## Records provided
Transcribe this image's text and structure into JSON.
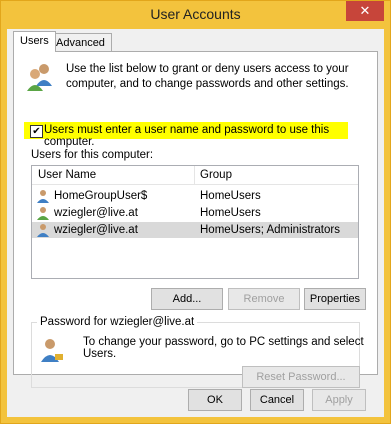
{
  "window": {
    "title": "User Accounts",
    "close_glyph": "✕"
  },
  "tabs": [
    {
      "label": "Users",
      "active": true
    },
    {
      "label": "Advanced",
      "active": false
    }
  ],
  "intro": {
    "icon": "users-group-icon",
    "text": "Use the list below to grant or deny users access to your computer, and to change passwords and other settings."
  },
  "require_login": {
    "checked": true,
    "label": "Users must enter a user name and password to use this computer."
  },
  "users_section": {
    "label": "Users for this computer:",
    "columns": [
      "User Name",
      "Group"
    ],
    "rows": [
      {
        "user": "HomeGroupUser$",
        "group": "HomeUsers",
        "icon": "user-icon",
        "selected": false
      },
      {
        "user": "wziegler@live.at",
        "group": "HomeUsers",
        "icon": "user-icon",
        "selected": false
      },
      {
        "user": "wziegler@live.at",
        "group": "HomeUsers; Administrators",
        "icon": "user-icon",
        "selected": true
      }
    ]
  },
  "list_buttons": {
    "add": "Add...",
    "remove": "Remove",
    "properties": "Properties"
  },
  "password_group": {
    "label": "Password for wziegler@live.at",
    "text": "To change your password, go to PC settings and select Users.",
    "reset_button": "Reset Password..."
  },
  "dialog_buttons": {
    "ok": "OK",
    "cancel": "Cancel",
    "apply": "Apply"
  },
  "colors": {
    "title_bar": "#f3c33d",
    "close_button": "#c7453a",
    "highlight": "#ffff00",
    "selected_row": "#d9d9d9"
  }
}
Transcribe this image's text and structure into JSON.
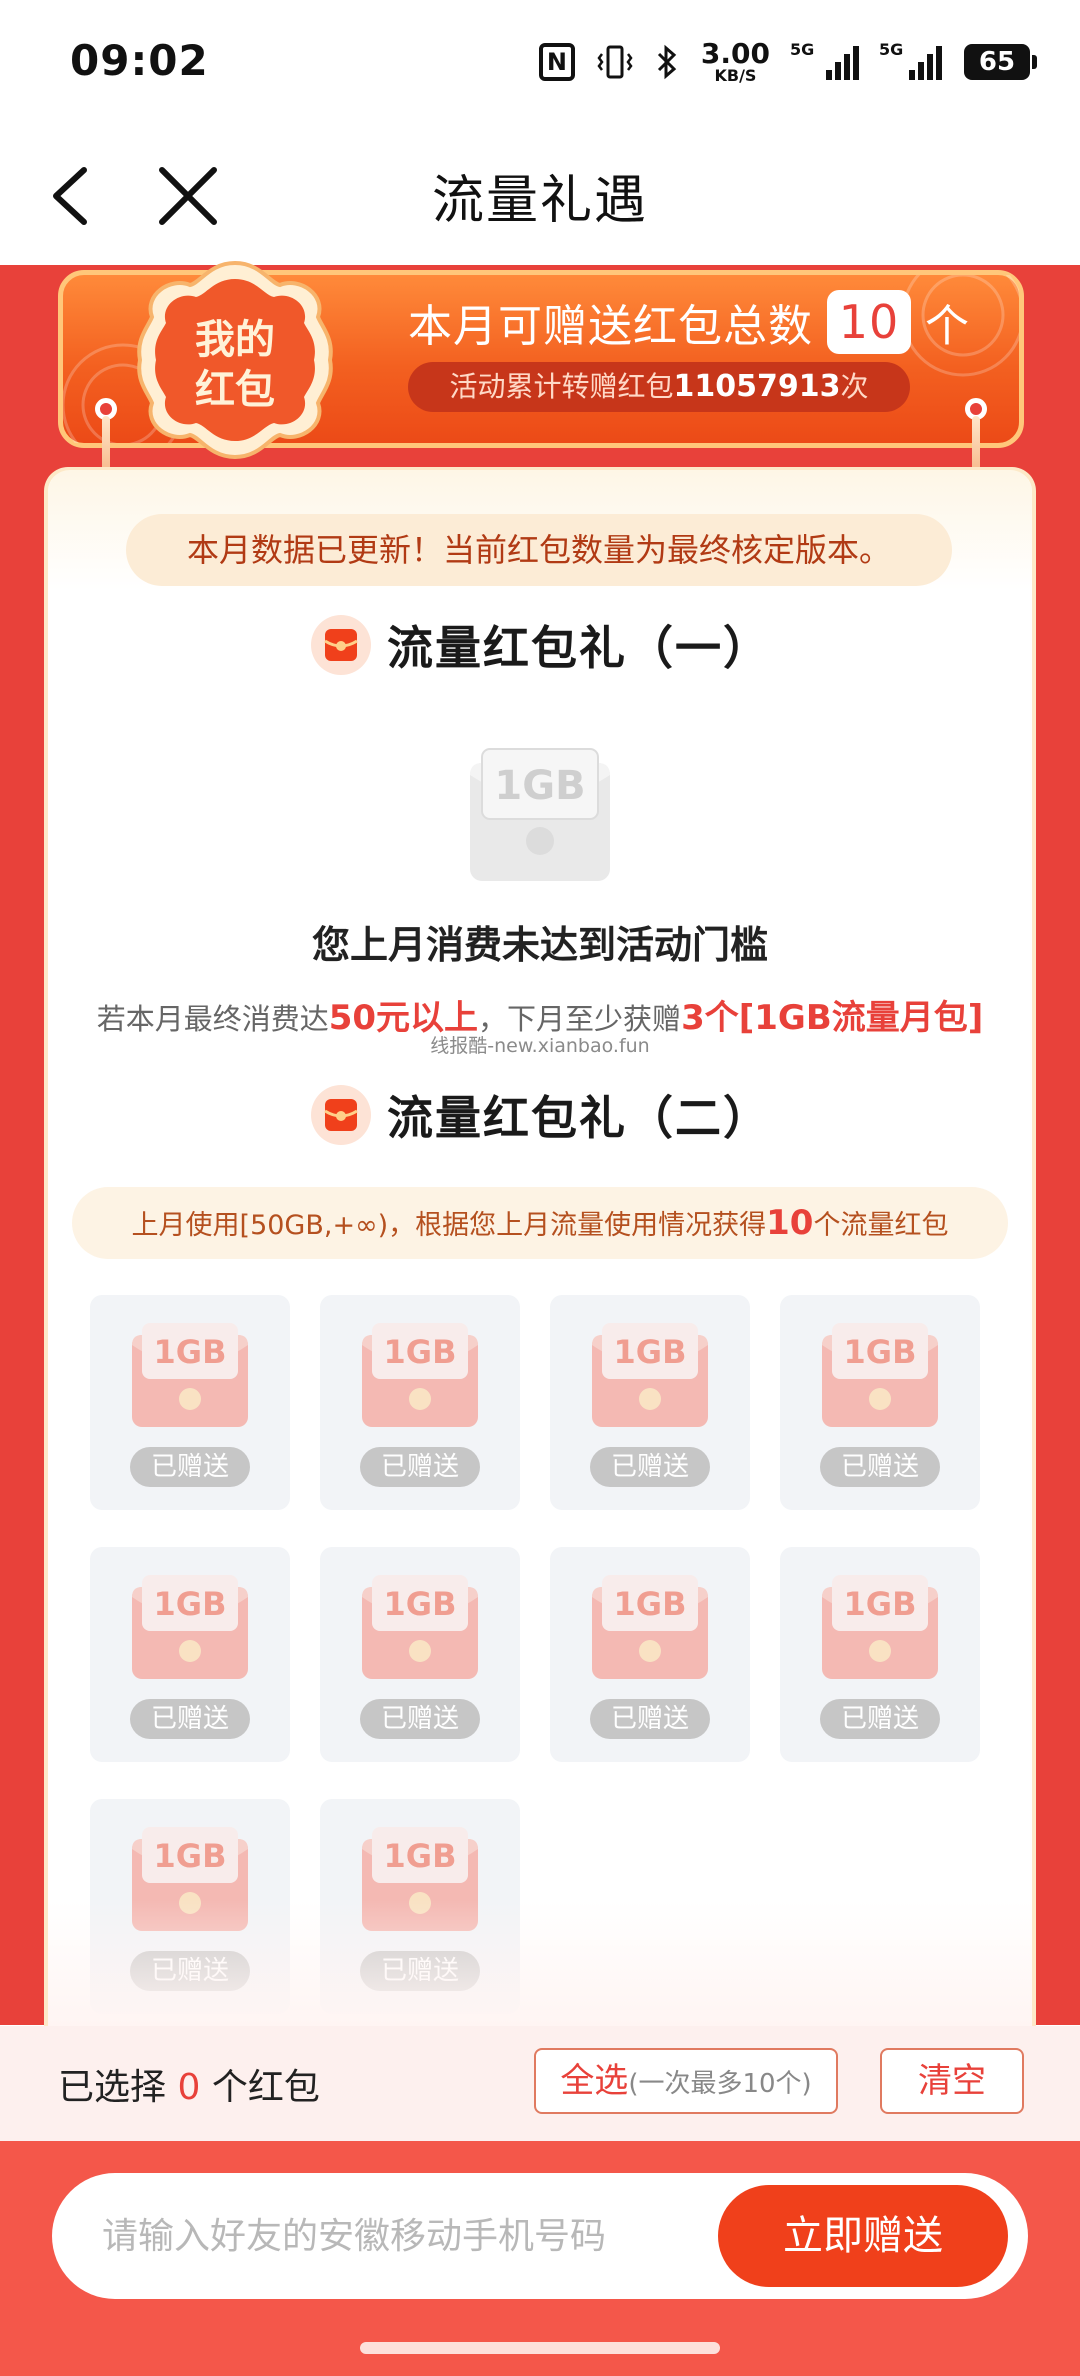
{
  "status_bar": {
    "time": "09:02",
    "nfc": "N",
    "speed_value": "3.00",
    "speed_unit": "KB/S",
    "network_a": "5G",
    "network_b": "5G",
    "battery": "65"
  },
  "nav": {
    "title": "流量礼遇",
    "back_icon": "chevron-left-icon",
    "close_icon": "close-icon"
  },
  "banner": {
    "badge_line1": "我的",
    "badge_line2": "红包",
    "title_prefix": "本月可赠送红包总数",
    "count": "10",
    "title_suffix": "个",
    "sub_prefix": "活动累计转赠红包",
    "sub_count": "11057913",
    "sub_suffix": "次"
  },
  "notice": "本月数据已更新！当前红包数量为最终核定版本。",
  "section1": {
    "title": "流量红包礼（一）",
    "envelope_label": "1GB",
    "status": "您上月消费未达到活动门槛",
    "desc_prefix": "若本月最终消费达",
    "desc_amount": "50元以上",
    "desc_mid": "，下月至少获赠",
    "desc_reward": "3个[1GB流量月包]",
    "watermark": "线报酷-new.xianbao.fun"
  },
  "section2": {
    "title": "流量红包礼（二）",
    "usage_prefix": "上月使用[50GB,+∞)，根据您上月流量使用情况获得",
    "usage_count": "10",
    "usage_suffix": "个流量红包",
    "tile_label": "1GB",
    "tiles": [
      {
        "status": "已赠送"
      },
      {
        "status": "已赠送"
      },
      {
        "status": "已赠送"
      },
      {
        "status": "已赠送"
      },
      {
        "status": "已赠送"
      },
      {
        "status": "已赠送"
      },
      {
        "status": "已赠送"
      },
      {
        "status": "已赠送"
      },
      {
        "status": "已赠送"
      },
      {
        "status": "已赠送"
      }
    ]
  },
  "selection": {
    "prefix": "已选择",
    "count": "0",
    "suffix": "个红包",
    "select_all": "全选",
    "select_all_note": "(一次最多10个)",
    "clear": "清空"
  },
  "send": {
    "placeholder": "请输入好友的安徽移动手机号码",
    "value": "",
    "button": "立即赠送"
  },
  "colors": {
    "brand_red": "#e8413a",
    "banner_orange": "#f36020",
    "send_button": "#f0401b"
  }
}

## Written instruction
Transcribe the records word for word and include no pictures.

## Problem solution
Transcribe this image's text and structure into JSON.
{
  "window": {
    "title": "User Accounts",
    "close_glyph": "✕"
  },
  "tabs": [
    {
      "label": "Users",
      "active": true
    },
    {
      "label": "Advanced",
      "active": false
    }
  ],
  "intro": {
    "icon": "users-group-icon",
    "text": "Use the list below to grant or deny users access to your computer, and to change passwords and other settings."
  },
  "require_login": {
    "checked": true,
    "label": "Users must enter a user name and password to use this computer."
  },
  "users_section": {
    "label": "Users for this computer:",
    "columns": [
      "User Name",
      "Group"
    ],
    "rows": [
      {
        "user": "HomeGroupUser$",
        "group": "HomeUsers",
        "icon": "user-icon",
        "selected": false
      },
      {
        "user": "wziegler@live.at",
        "group": "HomeUsers",
        "icon": "user-icon",
        "selected": false
      },
      {
        "user": "wziegler@live.at",
        "group": "HomeUsers; Administrators",
        "icon": "user-icon",
        "selected": true
      }
    ]
  },
  "list_buttons": {
    "add": "Add...",
    "remove": "Remove",
    "properties": "Properties"
  },
  "password_group": {
    "label": "Password for wziegler@live.at",
    "text": "To change your password, go to PC settings and select Users.",
    "reset_button": "Reset Password..."
  },
  "dialog_buttons": {
    "ok": "OK",
    "cancel": "Cancel",
    "apply": "Apply"
  },
  "colors": {
    "title_bar": "#f3c33d",
    "close_button": "#c7453a",
    "highlight": "#ffff00",
    "selected_row": "#d9d9d9"
  }
}
Transcribe this image's text and structure into JSON.
{
  "status_bar": {
    "time": "09:02",
    "nfc": "N",
    "speed_value": "3.00",
    "speed_unit": "KB/S",
    "network_a": "5G",
    "network_b": "5G",
    "battery": "65"
  },
  "nav": {
    "title": "流量礼遇",
    "back_icon": "chevron-left-icon",
    "close_icon": "close-icon"
  },
  "banner": {
    "badge_line1": "我的",
    "badge_line2": "红包",
    "title_prefix": "本月可赠送红包总数",
    "count": "10",
    "title_suffix": "个",
    "sub_prefix": "活动累计转赠红包",
    "sub_count": "11057913",
    "sub_suffix": "次"
  },
  "notice": "本月数据已更新！当前红包数量为最终核定版本。",
  "section1": {
    "title": "流量红包礼（一）",
    "envelope_label": "1GB",
    "status": "您上月消费未达到活动门槛",
    "desc_prefix": "若本月最终消费达",
    "desc_amount": "50元以上",
    "desc_mid": "，下月至少获赠",
    "desc_reward": "3个[1GB流量月包]",
    "watermark": "线报酷-new.xianbao.fun"
  },
  "section2": {
    "title": "流量红包礼（二）",
    "usage_prefix": "上月使用[50GB,+∞)，根据您上月流量使用情况获得",
    "usage_count": "10",
    "usage_suffix": "个流量红包",
    "tile_label": "1GB",
    "tiles": [
      {
        "status": "已赠送"
      },
      {
        "status": "已赠送"
      },
      {
        "status": "已赠送"
      },
      {
        "status": "已赠送"
      },
      {
        "status": "已赠送"
      },
      {
        "status": "已赠送"
      },
      {
        "status": "已赠送"
      },
      {
        "status": "已赠送"
      },
      {
        "status": "已赠送"
      },
      {
        "status": "已赠送"
      }
    ]
  },
  "selection": {
    "prefix": "已选择",
    "count": "0",
    "suffix": "个红包",
    "select_all": "全选",
    "select_all_note": "(一次最多10个)",
    "clear": "清空"
  },
  "send": {
    "placeholder": "请输入好友的安徽移动手机号码",
    "value": "",
    "button": "立即赠送"
  },
  "colors": {
    "brand_red": "#e8413a",
    "banner_orange": "#f36020",
    "send_button": "#f0401b"
  }
}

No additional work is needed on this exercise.